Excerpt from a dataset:

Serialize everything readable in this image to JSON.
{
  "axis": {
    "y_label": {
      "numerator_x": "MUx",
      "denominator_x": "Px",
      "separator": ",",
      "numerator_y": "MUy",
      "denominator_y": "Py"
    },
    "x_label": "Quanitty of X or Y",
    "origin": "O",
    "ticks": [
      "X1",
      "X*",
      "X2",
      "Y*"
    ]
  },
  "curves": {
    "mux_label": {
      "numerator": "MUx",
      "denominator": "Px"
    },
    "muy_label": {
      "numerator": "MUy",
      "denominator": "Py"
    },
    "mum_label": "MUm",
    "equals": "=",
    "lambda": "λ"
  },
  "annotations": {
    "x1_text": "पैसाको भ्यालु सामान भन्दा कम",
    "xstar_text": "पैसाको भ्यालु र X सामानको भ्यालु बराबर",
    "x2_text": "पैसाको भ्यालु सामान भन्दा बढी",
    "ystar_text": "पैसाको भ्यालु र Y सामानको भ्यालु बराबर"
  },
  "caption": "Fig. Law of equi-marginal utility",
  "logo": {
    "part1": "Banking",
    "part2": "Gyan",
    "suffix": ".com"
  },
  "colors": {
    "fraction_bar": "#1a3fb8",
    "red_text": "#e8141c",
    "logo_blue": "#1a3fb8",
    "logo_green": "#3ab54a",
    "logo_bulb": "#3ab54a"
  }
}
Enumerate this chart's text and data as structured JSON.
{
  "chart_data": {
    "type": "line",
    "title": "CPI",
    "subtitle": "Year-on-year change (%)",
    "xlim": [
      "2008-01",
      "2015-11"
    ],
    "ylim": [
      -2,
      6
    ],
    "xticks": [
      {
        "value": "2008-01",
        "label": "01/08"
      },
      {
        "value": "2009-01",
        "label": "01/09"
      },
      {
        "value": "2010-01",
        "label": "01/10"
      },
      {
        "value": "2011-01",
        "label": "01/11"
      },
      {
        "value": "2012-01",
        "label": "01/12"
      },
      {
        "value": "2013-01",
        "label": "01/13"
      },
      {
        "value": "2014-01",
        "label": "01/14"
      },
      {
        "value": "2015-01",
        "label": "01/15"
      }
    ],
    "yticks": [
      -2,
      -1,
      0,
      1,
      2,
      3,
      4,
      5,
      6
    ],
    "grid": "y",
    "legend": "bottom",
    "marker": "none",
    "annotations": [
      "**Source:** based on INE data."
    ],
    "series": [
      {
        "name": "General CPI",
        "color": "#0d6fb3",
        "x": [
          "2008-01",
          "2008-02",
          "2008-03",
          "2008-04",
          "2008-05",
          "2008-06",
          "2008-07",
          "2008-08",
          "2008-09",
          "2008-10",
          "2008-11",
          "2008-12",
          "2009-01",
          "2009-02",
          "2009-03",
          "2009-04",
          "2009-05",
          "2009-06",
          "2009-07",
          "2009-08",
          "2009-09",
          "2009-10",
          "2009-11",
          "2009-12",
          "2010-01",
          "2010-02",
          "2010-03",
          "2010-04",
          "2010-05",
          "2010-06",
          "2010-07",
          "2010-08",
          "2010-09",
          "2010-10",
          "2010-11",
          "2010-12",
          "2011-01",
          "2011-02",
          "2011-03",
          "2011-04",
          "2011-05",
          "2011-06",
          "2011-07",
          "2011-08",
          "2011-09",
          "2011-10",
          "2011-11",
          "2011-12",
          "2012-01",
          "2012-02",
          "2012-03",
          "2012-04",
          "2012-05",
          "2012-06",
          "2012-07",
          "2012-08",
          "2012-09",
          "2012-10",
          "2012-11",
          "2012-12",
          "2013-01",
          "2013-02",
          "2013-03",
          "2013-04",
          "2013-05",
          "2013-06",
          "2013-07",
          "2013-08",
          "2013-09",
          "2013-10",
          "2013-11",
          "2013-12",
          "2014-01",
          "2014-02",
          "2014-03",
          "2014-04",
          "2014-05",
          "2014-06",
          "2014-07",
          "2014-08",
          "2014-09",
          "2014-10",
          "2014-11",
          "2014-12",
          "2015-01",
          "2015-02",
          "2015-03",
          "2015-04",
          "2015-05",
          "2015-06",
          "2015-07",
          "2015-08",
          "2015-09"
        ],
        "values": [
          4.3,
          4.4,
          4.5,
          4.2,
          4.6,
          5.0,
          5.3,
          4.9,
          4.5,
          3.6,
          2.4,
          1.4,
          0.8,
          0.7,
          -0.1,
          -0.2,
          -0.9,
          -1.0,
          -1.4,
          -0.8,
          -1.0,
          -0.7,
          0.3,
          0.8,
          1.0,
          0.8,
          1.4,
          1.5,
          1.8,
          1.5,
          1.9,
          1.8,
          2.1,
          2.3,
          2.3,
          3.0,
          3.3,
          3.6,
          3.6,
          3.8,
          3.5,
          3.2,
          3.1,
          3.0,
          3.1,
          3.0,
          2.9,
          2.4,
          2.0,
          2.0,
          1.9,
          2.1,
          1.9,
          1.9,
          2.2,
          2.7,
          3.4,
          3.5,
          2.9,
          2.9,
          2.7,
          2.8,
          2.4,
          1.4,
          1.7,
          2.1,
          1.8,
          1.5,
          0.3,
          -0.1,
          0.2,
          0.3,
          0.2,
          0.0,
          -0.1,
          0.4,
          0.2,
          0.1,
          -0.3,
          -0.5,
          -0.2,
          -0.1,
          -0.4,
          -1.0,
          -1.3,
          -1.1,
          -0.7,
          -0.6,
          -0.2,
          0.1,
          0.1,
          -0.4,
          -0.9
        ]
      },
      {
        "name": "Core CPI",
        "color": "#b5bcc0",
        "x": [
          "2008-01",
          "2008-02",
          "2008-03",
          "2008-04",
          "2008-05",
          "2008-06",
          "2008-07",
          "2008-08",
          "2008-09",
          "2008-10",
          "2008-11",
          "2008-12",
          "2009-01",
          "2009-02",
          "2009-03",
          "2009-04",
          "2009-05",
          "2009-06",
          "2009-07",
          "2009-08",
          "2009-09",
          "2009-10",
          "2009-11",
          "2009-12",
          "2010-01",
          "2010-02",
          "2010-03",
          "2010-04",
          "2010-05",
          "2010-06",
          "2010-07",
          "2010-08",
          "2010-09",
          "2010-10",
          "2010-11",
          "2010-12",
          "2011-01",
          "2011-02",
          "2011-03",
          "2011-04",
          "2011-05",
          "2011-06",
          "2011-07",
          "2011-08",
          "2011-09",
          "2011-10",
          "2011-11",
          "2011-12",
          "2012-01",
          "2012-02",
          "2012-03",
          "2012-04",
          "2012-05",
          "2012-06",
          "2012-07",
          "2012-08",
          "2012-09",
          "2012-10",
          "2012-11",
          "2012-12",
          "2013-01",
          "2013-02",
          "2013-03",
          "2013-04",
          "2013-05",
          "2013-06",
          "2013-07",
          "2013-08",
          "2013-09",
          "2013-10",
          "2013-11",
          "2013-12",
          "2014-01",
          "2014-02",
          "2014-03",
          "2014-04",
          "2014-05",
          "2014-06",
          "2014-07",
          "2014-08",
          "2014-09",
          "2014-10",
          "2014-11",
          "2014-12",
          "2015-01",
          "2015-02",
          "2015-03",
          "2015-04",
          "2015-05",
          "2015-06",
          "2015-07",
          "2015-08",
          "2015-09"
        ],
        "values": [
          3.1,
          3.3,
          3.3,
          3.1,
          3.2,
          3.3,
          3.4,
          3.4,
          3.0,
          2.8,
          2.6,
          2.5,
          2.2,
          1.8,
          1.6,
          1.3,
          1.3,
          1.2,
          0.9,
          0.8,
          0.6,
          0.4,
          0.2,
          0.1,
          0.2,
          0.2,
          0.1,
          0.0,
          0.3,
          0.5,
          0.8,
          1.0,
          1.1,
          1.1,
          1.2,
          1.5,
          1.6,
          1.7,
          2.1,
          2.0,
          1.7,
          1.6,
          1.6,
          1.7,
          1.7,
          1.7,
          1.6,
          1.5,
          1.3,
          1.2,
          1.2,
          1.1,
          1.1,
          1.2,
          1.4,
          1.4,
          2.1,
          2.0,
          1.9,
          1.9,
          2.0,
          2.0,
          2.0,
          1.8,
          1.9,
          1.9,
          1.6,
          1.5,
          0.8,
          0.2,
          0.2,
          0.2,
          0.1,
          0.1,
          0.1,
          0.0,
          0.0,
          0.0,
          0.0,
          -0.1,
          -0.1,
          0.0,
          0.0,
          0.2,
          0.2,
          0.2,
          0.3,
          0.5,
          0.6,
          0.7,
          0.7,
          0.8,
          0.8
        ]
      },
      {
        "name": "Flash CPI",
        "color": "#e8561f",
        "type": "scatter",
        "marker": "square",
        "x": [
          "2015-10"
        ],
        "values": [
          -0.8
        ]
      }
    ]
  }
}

**Exercise directions:**
Copy out the lines that hold "JSON".

**Answer to the exercise:**
Serialize everything readable in this image to JSON.
Enumerate this chart's text and data as structured JSON.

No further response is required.